>>

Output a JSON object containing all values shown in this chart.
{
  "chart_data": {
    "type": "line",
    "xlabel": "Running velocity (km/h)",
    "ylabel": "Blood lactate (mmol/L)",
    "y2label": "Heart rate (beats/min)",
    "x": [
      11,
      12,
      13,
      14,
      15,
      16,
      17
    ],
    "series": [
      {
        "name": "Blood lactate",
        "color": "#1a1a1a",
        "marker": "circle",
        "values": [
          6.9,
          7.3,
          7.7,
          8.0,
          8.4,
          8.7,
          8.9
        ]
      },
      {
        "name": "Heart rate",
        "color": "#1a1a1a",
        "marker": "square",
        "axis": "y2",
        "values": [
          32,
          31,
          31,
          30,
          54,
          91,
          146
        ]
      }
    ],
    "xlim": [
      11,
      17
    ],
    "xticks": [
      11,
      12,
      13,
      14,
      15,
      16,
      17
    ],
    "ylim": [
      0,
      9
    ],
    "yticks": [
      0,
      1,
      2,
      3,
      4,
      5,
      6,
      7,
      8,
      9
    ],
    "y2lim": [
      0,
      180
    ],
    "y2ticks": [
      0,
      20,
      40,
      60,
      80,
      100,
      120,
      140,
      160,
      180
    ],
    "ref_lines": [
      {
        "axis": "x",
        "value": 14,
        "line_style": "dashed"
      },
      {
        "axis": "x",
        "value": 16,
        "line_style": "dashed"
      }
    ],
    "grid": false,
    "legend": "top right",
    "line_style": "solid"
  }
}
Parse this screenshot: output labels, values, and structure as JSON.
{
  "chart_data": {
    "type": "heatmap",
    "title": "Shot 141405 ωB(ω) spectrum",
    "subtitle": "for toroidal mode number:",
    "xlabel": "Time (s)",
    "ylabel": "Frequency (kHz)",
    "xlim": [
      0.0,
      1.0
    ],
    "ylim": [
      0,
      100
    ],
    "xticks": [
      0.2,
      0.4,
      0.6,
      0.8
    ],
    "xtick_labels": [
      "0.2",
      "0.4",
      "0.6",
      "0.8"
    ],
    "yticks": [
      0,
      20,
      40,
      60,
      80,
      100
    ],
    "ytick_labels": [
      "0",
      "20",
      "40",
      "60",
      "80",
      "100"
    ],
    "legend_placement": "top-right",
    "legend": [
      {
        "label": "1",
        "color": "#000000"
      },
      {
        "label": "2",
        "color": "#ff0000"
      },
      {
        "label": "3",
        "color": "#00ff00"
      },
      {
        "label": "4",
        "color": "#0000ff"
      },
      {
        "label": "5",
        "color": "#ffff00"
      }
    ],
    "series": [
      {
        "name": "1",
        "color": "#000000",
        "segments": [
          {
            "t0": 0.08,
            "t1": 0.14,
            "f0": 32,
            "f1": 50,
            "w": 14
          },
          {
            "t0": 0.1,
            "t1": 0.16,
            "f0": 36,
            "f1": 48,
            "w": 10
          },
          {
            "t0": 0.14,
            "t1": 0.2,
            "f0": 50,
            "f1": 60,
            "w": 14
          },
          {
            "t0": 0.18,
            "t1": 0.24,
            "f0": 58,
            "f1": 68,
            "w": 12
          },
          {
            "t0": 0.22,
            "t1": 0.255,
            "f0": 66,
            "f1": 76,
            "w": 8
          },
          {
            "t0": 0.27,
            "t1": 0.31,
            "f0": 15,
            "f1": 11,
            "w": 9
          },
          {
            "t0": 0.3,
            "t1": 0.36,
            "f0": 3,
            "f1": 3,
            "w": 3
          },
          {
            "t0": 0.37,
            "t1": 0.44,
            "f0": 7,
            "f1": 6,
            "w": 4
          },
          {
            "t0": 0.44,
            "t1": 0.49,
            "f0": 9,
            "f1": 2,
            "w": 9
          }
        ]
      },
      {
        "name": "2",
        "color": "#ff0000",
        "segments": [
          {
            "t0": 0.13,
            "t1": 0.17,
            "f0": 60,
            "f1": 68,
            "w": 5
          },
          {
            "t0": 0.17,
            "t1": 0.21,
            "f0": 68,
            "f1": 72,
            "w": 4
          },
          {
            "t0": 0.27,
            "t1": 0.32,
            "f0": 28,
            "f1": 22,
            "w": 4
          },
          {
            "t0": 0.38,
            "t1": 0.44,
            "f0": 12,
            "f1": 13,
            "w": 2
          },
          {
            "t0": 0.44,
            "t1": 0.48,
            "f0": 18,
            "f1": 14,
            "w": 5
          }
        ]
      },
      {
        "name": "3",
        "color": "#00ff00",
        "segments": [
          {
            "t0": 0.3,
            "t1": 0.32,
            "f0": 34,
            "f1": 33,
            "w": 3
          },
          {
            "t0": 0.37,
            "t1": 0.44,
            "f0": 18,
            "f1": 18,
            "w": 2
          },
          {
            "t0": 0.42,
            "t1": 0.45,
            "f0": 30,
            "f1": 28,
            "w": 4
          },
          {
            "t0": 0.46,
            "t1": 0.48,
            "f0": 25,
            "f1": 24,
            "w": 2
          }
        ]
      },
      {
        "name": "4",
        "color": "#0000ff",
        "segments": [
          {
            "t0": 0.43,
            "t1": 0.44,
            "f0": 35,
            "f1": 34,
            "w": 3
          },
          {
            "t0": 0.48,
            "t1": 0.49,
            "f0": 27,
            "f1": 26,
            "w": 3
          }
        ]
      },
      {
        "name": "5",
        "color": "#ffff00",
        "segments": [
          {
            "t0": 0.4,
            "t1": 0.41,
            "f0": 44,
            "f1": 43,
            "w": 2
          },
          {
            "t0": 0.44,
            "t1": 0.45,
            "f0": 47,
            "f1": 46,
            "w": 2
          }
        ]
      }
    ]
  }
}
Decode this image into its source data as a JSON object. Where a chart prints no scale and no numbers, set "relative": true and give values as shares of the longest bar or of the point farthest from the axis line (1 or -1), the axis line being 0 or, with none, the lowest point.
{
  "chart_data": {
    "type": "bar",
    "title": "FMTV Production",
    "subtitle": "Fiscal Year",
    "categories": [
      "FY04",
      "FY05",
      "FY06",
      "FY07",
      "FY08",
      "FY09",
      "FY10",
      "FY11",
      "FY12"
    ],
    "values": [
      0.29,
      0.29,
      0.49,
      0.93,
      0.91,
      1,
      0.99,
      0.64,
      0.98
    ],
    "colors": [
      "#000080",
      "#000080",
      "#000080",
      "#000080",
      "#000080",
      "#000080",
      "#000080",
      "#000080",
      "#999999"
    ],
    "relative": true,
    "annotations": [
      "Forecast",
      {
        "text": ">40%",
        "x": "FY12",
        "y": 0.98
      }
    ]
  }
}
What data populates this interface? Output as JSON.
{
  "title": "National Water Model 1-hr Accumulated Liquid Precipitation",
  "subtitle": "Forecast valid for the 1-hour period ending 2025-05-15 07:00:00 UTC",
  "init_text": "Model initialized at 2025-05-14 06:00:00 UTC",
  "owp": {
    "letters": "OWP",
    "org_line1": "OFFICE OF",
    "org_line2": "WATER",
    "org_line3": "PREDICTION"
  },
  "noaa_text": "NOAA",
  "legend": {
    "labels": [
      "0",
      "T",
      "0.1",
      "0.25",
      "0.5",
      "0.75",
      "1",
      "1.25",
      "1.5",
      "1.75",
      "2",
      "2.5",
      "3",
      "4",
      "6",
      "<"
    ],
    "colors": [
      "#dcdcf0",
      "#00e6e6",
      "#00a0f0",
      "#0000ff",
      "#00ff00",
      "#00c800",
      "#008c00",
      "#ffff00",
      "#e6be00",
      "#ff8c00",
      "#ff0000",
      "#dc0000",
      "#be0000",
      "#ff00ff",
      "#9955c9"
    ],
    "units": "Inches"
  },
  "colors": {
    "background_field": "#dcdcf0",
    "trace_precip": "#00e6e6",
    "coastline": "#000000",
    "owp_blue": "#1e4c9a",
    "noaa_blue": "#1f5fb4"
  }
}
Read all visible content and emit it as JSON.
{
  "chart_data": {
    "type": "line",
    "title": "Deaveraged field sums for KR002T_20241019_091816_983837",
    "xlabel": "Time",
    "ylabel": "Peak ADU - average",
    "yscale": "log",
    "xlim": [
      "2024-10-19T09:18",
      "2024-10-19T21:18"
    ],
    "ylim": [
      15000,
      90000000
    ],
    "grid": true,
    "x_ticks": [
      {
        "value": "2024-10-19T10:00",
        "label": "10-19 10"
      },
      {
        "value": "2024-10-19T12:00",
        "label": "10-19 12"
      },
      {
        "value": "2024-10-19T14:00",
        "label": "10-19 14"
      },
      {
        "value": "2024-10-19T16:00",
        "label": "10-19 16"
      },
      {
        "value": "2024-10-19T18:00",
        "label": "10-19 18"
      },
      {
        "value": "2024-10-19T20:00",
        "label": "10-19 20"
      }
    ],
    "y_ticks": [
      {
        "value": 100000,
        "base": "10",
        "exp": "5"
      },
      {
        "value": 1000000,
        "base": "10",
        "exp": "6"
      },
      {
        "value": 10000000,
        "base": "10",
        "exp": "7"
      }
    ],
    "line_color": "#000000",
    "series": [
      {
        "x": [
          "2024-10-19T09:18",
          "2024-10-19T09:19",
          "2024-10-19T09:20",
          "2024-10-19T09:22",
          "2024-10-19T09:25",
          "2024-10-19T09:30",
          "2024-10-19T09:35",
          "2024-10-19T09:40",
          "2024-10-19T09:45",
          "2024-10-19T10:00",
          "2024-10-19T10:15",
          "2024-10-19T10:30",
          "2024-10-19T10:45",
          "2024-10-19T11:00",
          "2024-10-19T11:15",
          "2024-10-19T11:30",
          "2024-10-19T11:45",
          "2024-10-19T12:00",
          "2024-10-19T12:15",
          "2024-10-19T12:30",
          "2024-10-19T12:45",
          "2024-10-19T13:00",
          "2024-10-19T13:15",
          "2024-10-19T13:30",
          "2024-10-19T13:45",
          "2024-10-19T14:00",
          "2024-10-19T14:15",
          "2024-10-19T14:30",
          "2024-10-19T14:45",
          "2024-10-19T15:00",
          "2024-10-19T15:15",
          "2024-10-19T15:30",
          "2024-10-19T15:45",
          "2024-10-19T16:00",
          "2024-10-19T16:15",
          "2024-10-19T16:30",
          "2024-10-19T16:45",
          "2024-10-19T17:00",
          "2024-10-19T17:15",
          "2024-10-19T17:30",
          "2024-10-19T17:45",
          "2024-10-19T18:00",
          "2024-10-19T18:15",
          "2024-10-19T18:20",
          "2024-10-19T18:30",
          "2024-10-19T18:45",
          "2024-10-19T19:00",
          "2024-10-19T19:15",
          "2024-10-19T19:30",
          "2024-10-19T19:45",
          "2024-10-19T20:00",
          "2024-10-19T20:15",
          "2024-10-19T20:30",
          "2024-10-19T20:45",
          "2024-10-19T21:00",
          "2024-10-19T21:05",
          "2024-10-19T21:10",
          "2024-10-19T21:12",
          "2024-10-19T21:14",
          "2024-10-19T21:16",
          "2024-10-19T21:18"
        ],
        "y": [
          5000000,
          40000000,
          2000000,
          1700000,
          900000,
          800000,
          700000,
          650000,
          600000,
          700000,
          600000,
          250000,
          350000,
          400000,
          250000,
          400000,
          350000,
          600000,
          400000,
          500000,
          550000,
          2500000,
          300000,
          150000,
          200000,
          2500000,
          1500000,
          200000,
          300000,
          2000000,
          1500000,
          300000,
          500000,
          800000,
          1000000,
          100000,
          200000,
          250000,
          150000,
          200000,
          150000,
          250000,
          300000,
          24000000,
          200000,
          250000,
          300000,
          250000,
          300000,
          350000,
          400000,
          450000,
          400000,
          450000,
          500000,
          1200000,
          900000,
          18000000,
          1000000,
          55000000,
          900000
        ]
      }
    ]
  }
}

<<

Directions -
Copy every line of the listing where the word "object" appears.

Reply to the task -
Output a JSON object containing all values shown in this chart.
Decode this image into its source data as a JSON object. Where a chart prints no scale and no numbers, set "relative": true and give values as shares of the longest bar or of the point farthest from the axis line (1 or -1), the axis line being 0 or, with none, the lowest point.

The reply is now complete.